>> start Document

Without a strong hand at the helm, a ship drifts, and washes about in the sea, whether the sea is calm or rough. When there is this strong hand, the wind, though it be blowing almost directly against the ship, helps to push that ship forward.
Essentially, contentment is to be independent. It is an internal independence of external circumstances. Of course, it is not an independence in our relationship to God, for we must learn in all of our life that we are DEPENDENT upon God.
It is an independence from the circumstances of life. It is an independence in all the relationships of life: family, job, and the material things of this world. It is an independence from what we possess and from the things that happen to us. To learn contentment, we must learn to separate ourselves from the external circumstances of life.
It is not a physical independence. That is an impossibility, for it would mean forsaking one’s family and calling. Rather, it is an internal independence. My mental state and the condition of my soul must be independent of the circumstances about me and not determined by those circumstances. It means that the circumstances of life do not create my feelings and mental stability or lack thereof. On the one hand it is obvious that I cannot control most of the things that happen to me. Most of them are beyond the scope of my control. On the other hand, circumstances can control me; but that I may not let happen. They affect me, but the effect should not be such that it throws me off balance.

>> end Document
>> start Data excerpt

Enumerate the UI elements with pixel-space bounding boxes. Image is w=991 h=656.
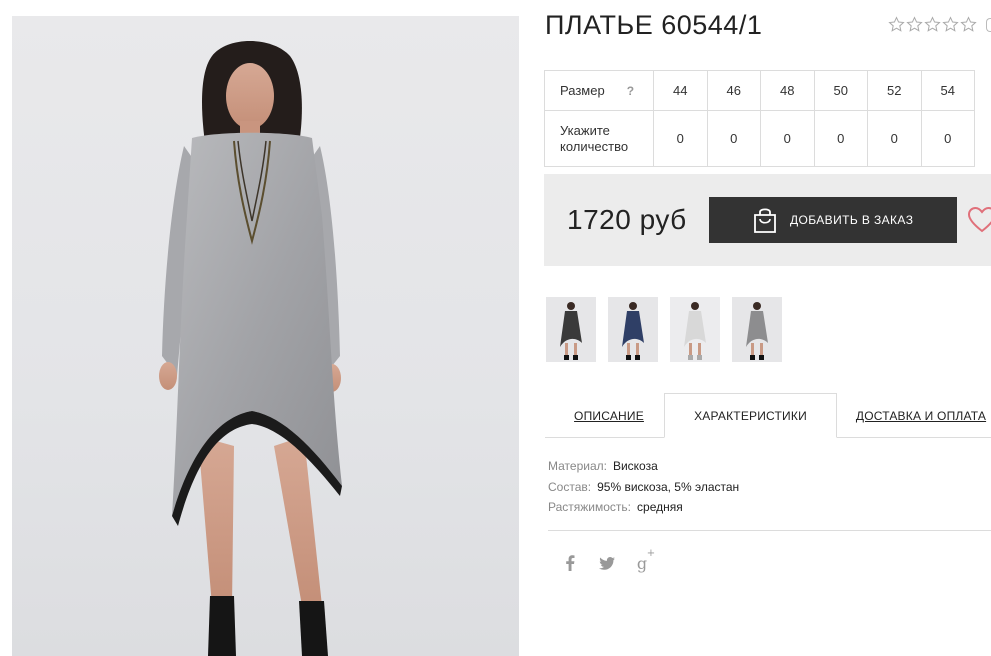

>> end Data excerpt

● **Exercise aim**
Output the passage on contentment word for word, from "It is an independence from the" to "external circumstances of life.". The listing comes from a different source than the text.

● **Response to the task**
It is an independence from the circumstances of life. It is an independence in all the relationships of life: family, job, and the material things of this world. It is an independence from what we possess and from the things that happen to us. To learn contentment, we must learn to separate ourselves from the external circumstances of life.